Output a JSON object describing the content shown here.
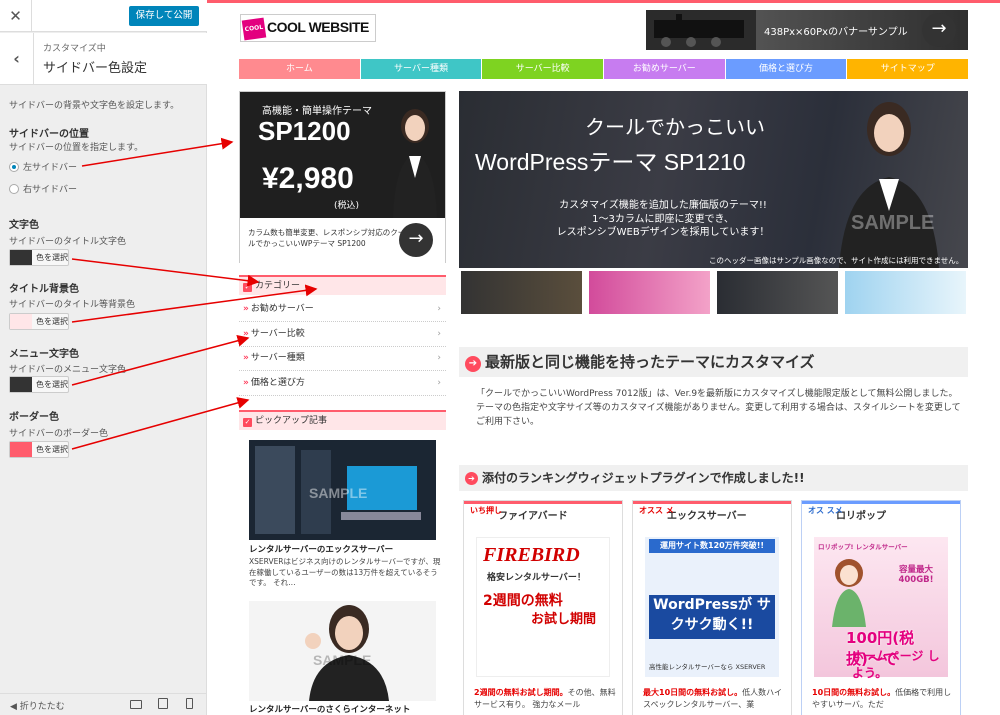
{
  "customizer": {
    "close_label": "✕",
    "publish_label": "保存して公開",
    "back_label": "‹",
    "subtitle": "カスタマイズ中",
    "title": "サイドバー色設定",
    "description": "サイドバーの背景や文字色を設定します。",
    "position_heading": "サイドバーの位置",
    "position_help": "サイドバーの位置を指定します。",
    "position_options": [
      "左サイドバー",
      "右サイドバー"
    ],
    "position_selected": "左サイドバー",
    "color_fields": [
      {
        "heading": "文字色",
        "help": "サイドバーのタイトル文字色",
        "button": "色を選択",
        "color": "#333333"
      },
      {
        "heading": "タイトル背景色",
        "help": "サイドバーのタイトル等背景色",
        "button": "色を選択",
        "color": "#ffe6e8"
      },
      {
        "heading": "メニュー文字色",
        "help": "サイドバーのメニュー文字色",
        "button": "色を選択",
        "color": "#333333"
      },
      {
        "heading": "ボーダー色",
        "help": "サイドバーのボーダー色",
        "button": "色を選択",
        "color": "#ff5c6c"
      }
    ],
    "collapse_label": "折りたたむ",
    "device_icons": [
      "desktop-icon",
      "tablet-icon",
      "mobile-icon"
    ],
    "accent_color": "#0085ba"
  },
  "site": {
    "logo_badge": "COOL",
    "logo_text": "COOL WEBSITE",
    "banner_text": "438Px×60Pxのバナーサンプル",
    "banner_arrow": "→",
    "nav": [
      {
        "label": "ホーム",
        "color": "#ff8a8f"
      },
      {
        "label": "サーバー種類",
        "color": "#3fc6c6"
      },
      {
        "label": "サーバー比較",
        "color": "#7ed321"
      },
      {
        "label": "お勧めサーバー",
        "color": "#c77cf0"
      },
      {
        "label": "価格と選び方",
        "color": "#6b9cff"
      },
      {
        "label": "サイトマップ",
        "color": "#ffb400"
      }
    ],
    "side_promo": {
      "line1": "高機能・簡単操作テーマ",
      "line2": "SP1200",
      "price": "¥2,980",
      "tax": "(税込)",
      "desc": "カラム数も簡単変更、レスポンシブ対応のクールでかっこいいWPテーマ SP1200",
      "arrow": "→"
    },
    "category_title": "カテゴリー",
    "categories": [
      "お勧めサーバー",
      "サーバー比較",
      "サーバー種類",
      "価格と選び方"
    ],
    "pickup_title": "ピックアップ記事",
    "pickup": [
      {
        "title": "レンタルサーバーのエックスサーバー",
        "desc": "XSERVERはビジネス向けのレンタルサーバーですが、現在稼働しているユーザーの数は13万件を超えているそうです。 それ…",
        "watermark": "SAMPLE"
      },
      {
        "title": "レンタルサーバーのさくらインターネット",
        "desc": "",
        "watermark": "SAMPLE"
      }
    ],
    "hero": {
      "line1": "クールでかっこいい",
      "line2": "WordPressテーマ SP1210",
      "line3": "カスタマイズ機能を追加した廉価版のテーマ!!\n1〜3カラムに即座に変更でき、\nレスポンシブWEBデザインを採用しています！",
      "note": "このヘッダー画像はサンプル画像なので、サイト作成には利用できません。",
      "watermark": "SAMPLE"
    },
    "section1_title": "最新版と同じ機能を持ったテーマにカスタマイズ",
    "section1_text": "「クールでかっこいいWordPress 7012版」は、Ver.9を最新版にカスタマイズし機能限定版として無料公開しました。\nテーマの色指定や文字サイズ等のカスタマイズ機能がありません。変更して利用する場合は、スタイルシートを変更してご利用下さい。",
    "section2_title": "添付のランキングウィジェットプラグインで作成しました!!",
    "ranking": [
      {
        "tag": "いち押し",
        "name": "ファイアバード",
        "border": "#ff5c6c",
        "img": {
          "logo": "FIREBIRD",
          "sub": "格安レンタルサーバー！",
          "big": "2週間の無料",
          "big2": "お試し期間"
        },
        "bold": "2週間の無料お試し期間。",
        "text": "その他、無料サービス有り。 強力なメール"
      },
      {
        "tag": "オスス メ",
        "name": "エックスサーバー",
        "border": "#ff5c6c",
        "img": {
          "top": "運用サイト数120万件突破!!",
          "main": "WordPressが サクサク動く!!",
          "foot": "高性能レンタルサーバーなら XSERVER"
        },
        "bold": "最大10日間の無料お試し。",
        "text": "低人数ハイスペックレンタルサーバー、業"
      },
      {
        "tag": "オス スメ",
        "name": "ロリポップ",
        "border": "#6b9cff",
        "img": {
          "head": "ロリポップ! レンタルサーバー",
          "mid": "容量最大400GB!",
          "price": "100円(税抜)〜で",
          "price2": "ホームページ しよう。"
        },
        "bold": "10日間の無料お試し。",
        "text": "低価格で利用しやすいサーバ。ただ"
      }
    ]
  }
}
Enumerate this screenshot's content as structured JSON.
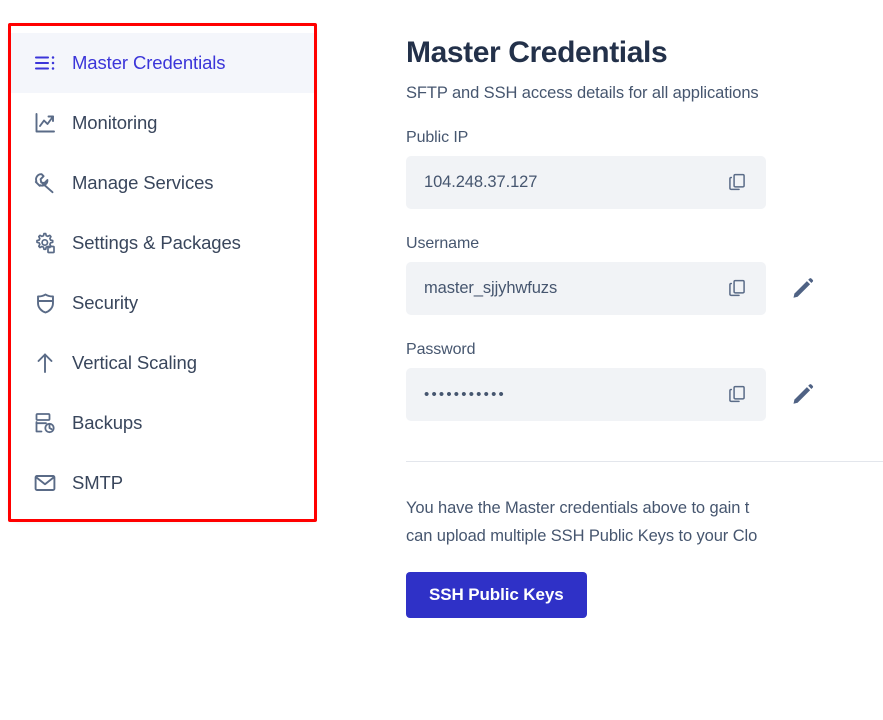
{
  "sidebar": {
    "items": [
      {
        "label": "Master Credentials",
        "icon": "list-lines-icon",
        "active": true
      },
      {
        "label": "Monitoring",
        "icon": "chart-line-icon",
        "active": false
      },
      {
        "label": "Manage Services",
        "icon": "wrench-icon",
        "active": false
      },
      {
        "label": "Settings & Packages",
        "icon": "gear-package-icon",
        "active": false
      },
      {
        "label": "Security",
        "icon": "shield-icon",
        "active": false
      },
      {
        "label": "Vertical Scaling",
        "icon": "arrow-up-icon",
        "active": false
      },
      {
        "label": "Backups",
        "icon": "backup-restore-icon",
        "active": false
      },
      {
        "label": "SMTP",
        "icon": "envelope-icon",
        "active": false
      }
    ]
  },
  "main": {
    "title": "Master Credentials",
    "subtitle": "SFTP and SSH access details for all applications",
    "fields": [
      {
        "label": "Public IP",
        "value": "104.248.37.127",
        "masked": false,
        "copy_icon": "copy-icon",
        "has_edit": false,
        "edit_icon": "pencil-icon"
      },
      {
        "label": "Username",
        "value": "master_sjjyhwfuzs",
        "masked": false,
        "copy_icon": "copy-icon",
        "has_edit": true,
        "edit_icon": "pencil-icon"
      },
      {
        "label": "Password",
        "value": "•••••••••••",
        "masked": true,
        "copy_icon": "copy-icon",
        "has_edit": true,
        "edit_icon": "pencil-icon"
      }
    ],
    "info_line_1": "You have the Master credentials above to gain t",
    "info_line_2": "can upload multiple SSH Public Keys to your Clo",
    "ssh_button_label": "SSH Public Keys"
  },
  "colors": {
    "accent": "#3b35d9",
    "button": "#2f31c7",
    "text": "#46566f",
    "heading": "#23314a",
    "field_bg": "#f1f3f6",
    "active_bg": "#f4f6fb",
    "highlight_border": "#ff0000"
  }
}
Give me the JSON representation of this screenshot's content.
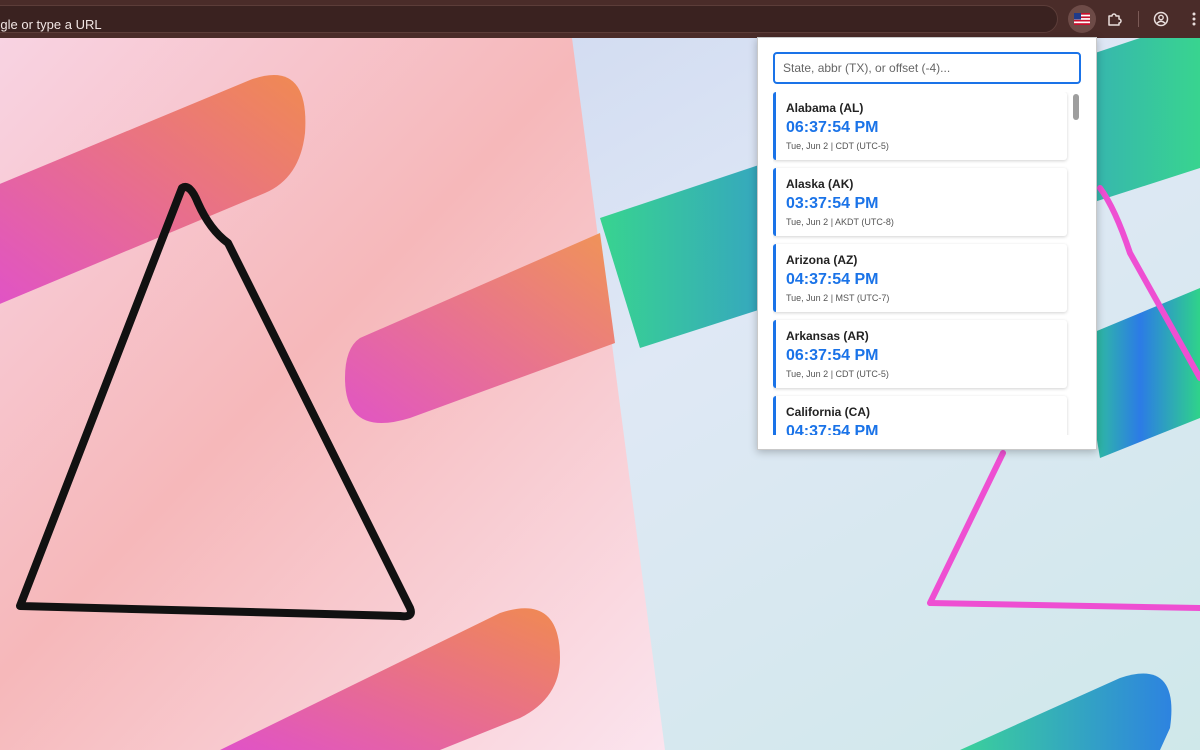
{
  "browser": {
    "omnibox_text": "h Google or type a URL",
    "icons": [
      "us-flag-icon",
      "puzzle-icon",
      "profile-icon",
      "kebab-menu-icon"
    ]
  },
  "popup": {
    "search_placeholder": "State, abbr (TX), or offset (-4)...",
    "states": [
      {
        "name": "Alabama (AL)",
        "time": "06:37:54 PM",
        "meta": "Tue, Jun 2 | CDT (UTC-5)"
      },
      {
        "name": "Alaska (AK)",
        "time": "03:37:54 PM",
        "meta": "Tue, Jun 2 | AKDT (UTC-8)"
      },
      {
        "name": "Arizona (AZ)",
        "time": "04:37:54 PM",
        "meta": "Tue, Jun 2 | MST (UTC-7)"
      },
      {
        "name": "Arkansas (AR)",
        "time": "06:37:54 PM",
        "meta": "Tue, Jun 2 | CDT (UTC-5)"
      },
      {
        "name": "California (CA)",
        "time": "04:37:54 PM",
        "meta": ""
      }
    ]
  },
  "colors": {
    "accent": "#1a73e8",
    "toolbar": "#4a2c29"
  }
}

------------------------------------------------

Every entry above needs to be retyped exactly; drop the pictures.

Output a JSON object describing the content shown here.
{
  "customizer": {
    "close_label": "✕",
    "publish_label": "保存して公開",
    "back_label": "‹",
    "subtitle": "カスタマイズ中",
    "title": "サイドバー色設定",
    "description": "サイドバーの背景や文字色を設定します。",
    "position_heading": "サイドバーの位置",
    "position_help": "サイドバーの位置を指定します。",
    "position_options": [
      "左サイドバー",
      "右サイドバー"
    ],
    "position_selected": "左サイドバー",
    "color_fields": [
      {
        "heading": "文字色",
        "help": "サイドバーのタイトル文字色",
        "button": "色を選択",
        "color": "#333333"
      },
      {
        "heading": "タイトル背景色",
        "help": "サイドバーのタイトル等背景色",
        "button": "色を選択",
        "color": "#ffe6e8"
      },
      {
        "heading": "メニュー文字色",
        "help": "サイドバーのメニュー文字色",
        "button": "色を選択",
        "color": "#333333"
      },
      {
        "heading": "ボーダー色",
        "help": "サイドバーのボーダー色",
        "button": "色を選択",
        "color": "#ff5c6c"
      }
    ],
    "collapse_label": "折りたたむ",
    "device_icons": [
      "desktop-icon",
      "tablet-icon",
      "mobile-icon"
    ],
    "accent_color": "#0085ba"
  },
  "site": {
    "logo_badge": "COOL",
    "logo_text": "COOL WEBSITE",
    "banner_text": "438Px×60Pxのバナーサンプル",
    "banner_arrow": "→",
    "nav": [
      {
        "label": "ホーム",
        "color": "#ff8a8f"
      },
      {
        "label": "サーバー種類",
        "color": "#3fc6c6"
      },
      {
        "label": "サーバー比較",
        "color": "#7ed321"
      },
      {
        "label": "お勧めサーバー",
        "color": "#c77cf0"
      },
      {
        "label": "価格と選び方",
        "color": "#6b9cff"
      },
      {
        "label": "サイトマップ",
        "color": "#ffb400"
      }
    ],
    "side_promo": {
      "line1": "高機能・簡単操作テーマ",
      "line2": "SP1200",
      "price": "¥2,980",
      "tax": "(税込)",
      "desc": "カラム数も簡単変更、レスポンシブ対応のクールでかっこいいWPテーマ SP1200",
      "arrow": "→"
    },
    "category_title": "カテゴリー",
    "categories": [
      "お勧めサーバー",
      "サーバー比較",
      "サーバー種類",
      "価格と選び方"
    ],
    "pickup_title": "ピックアップ記事",
    "pickup": [
      {
        "title": "レンタルサーバーのエックスサーバー",
        "desc": "XSERVERはビジネス向けのレンタルサーバーですが、現在稼働しているユーザーの数は13万件を超えているそうです。 それ…",
        "watermark": "SAMPLE"
      },
      {
        "title": "レンタルサーバーのさくらインターネット",
        "desc": "",
        "watermark": "SAMPLE"
      }
    ],
    "hero": {
      "line1": "クールでかっこいい",
      "line2": "WordPressテーマ SP1210",
      "line3": "カスタマイズ機能を追加した廉価版のテーマ!!\n1〜3カラムに即座に変更でき、\nレスポンシブWEBデザインを採用しています！",
      "note": "このヘッダー画像はサンプル画像なので、サイト作成には利用できません。",
      "watermark": "SAMPLE"
    },
    "section1_title": "最新版と同じ機能を持ったテーマにカスタマイズ",
    "section1_text": "「クールでかっこいいWordPress 7012版」は、Ver.9を最新版にカスタマイズし機能限定版として無料公開しました。\nテーマの色指定や文字サイズ等のカスタマイズ機能がありません。変更して利用する場合は、スタイルシートを変更してご利用下さい。",
    "section2_title": "添付のランキングウィジェットプラグインで作成しました!!",
    "ranking": [
      {
        "tag": "いち押し",
        "name": "ファイアバード",
        "border": "#ff5c6c",
        "img": {
          "logo": "FIREBIRD",
          "sub": "格安レンタルサーバー！",
          "big": "2週間の無料",
          "big2": "お試し期間"
        },
        "bold": "2週間の無料お試し期間。",
        "text": "その他、無料サービス有り。 強力なメール"
      },
      {
        "tag": "オスス メ",
        "name": "エックスサーバー",
        "border": "#ff5c6c",
        "img": {
          "top": "運用サイト数120万件突破!!",
          "main": "WordPressが サクサク動く!!",
          "foot": "高性能レンタルサーバーなら XSERVER"
        },
        "bold": "最大10日間の無料お試し。",
        "text": "低人数ハイスペックレンタルサーバー、業"
      },
      {
        "tag": "オス スメ",
        "name": "ロリポップ",
        "border": "#6b9cff",
        "img": {
          "head": "ロリポップ! レンタルサーバー",
          "mid": "容量最大400GB!",
          "price": "100円(税抜)〜で",
          "price2": "ホームページ しよう。"
        },
        "bold": "10日間の無料お試し。",
        "text": "低価格で利用しやすいサーバ。ただ"
      }
    ]
  }
}
Enumerate this screenshot's content as structured JSON.
{
  "sidebar": {
    "items": [
      {
        "label": "Master Credentials",
        "icon": "list-lines-icon",
        "active": true
      },
      {
        "label": "Monitoring",
        "icon": "chart-line-icon",
        "active": false
      },
      {
        "label": "Manage Services",
        "icon": "wrench-icon",
        "active": false
      },
      {
        "label": "Settings & Packages",
        "icon": "gear-package-icon",
        "active": false
      },
      {
        "label": "Security",
        "icon": "shield-icon",
        "active": false
      },
      {
        "label": "Vertical Scaling",
        "icon": "arrow-up-icon",
        "active": false
      },
      {
        "label": "Backups",
        "icon": "backup-restore-icon",
        "active": false
      },
      {
        "label": "SMTP",
        "icon": "envelope-icon",
        "active": false
      }
    ]
  },
  "main": {
    "title": "Master Credentials",
    "subtitle": "SFTP and SSH access details for all applications",
    "fields": [
      {
        "label": "Public IP",
        "value": "104.248.37.127",
        "masked": false,
        "copy_icon": "copy-icon",
        "has_edit": false,
        "edit_icon": "pencil-icon"
      },
      {
        "label": "Username",
        "value": "master_sjjyhwfuzs",
        "masked": false,
        "copy_icon": "copy-icon",
        "has_edit": true,
        "edit_icon": "pencil-icon"
      },
      {
        "label": "Password",
        "value": "•••••••••••",
        "masked": true,
        "copy_icon": "copy-icon",
        "has_edit": true,
        "edit_icon": "pencil-icon"
      }
    ],
    "info_line_1": "You have the Master credentials above to gain t",
    "info_line_2": "can upload multiple SSH Public Keys to your Clo",
    "ssh_button_label": "SSH Public Keys"
  },
  "colors": {
    "accent": "#3b35d9",
    "button": "#2f31c7",
    "text": "#46566f",
    "heading": "#23314a",
    "field_bg": "#f1f3f6",
    "active_bg": "#f4f6fb",
    "highlight_border": "#ff0000"
  }
}
Give me the JSON representation of this screenshot's content.
{
  "browser": {
    "omnibox_text": "h Google or type a URL",
    "icons": [
      "us-flag-icon",
      "puzzle-icon",
      "profile-icon",
      "kebab-menu-icon"
    ]
  },
  "popup": {
    "search_placeholder": "State, abbr (TX), or offset (-4)...",
    "states": [
      {
        "name": "Alabama (AL)",
        "time": "06:37:54 PM",
        "meta": "Tue, Jun 2 | CDT (UTC-5)"
      },
      {
        "name": "Alaska (AK)",
        "time": "03:37:54 PM",
        "meta": "Tue, Jun 2 | AKDT (UTC-8)"
      },
      {
        "name": "Arizona (AZ)",
        "time": "04:37:54 PM",
        "meta": "Tue, Jun 2 | MST (UTC-7)"
      },
      {
        "name": "Arkansas (AR)",
        "time": "06:37:54 PM",
        "meta": "Tue, Jun 2 | CDT (UTC-5)"
      },
      {
        "name": "California (CA)",
        "time": "04:37:54 PM",
        "meta": ""
      }
    ]
  },
  "colors": {
    "accent": "#1a73e8",
    "toolbar": "#4a2c29"
  }
}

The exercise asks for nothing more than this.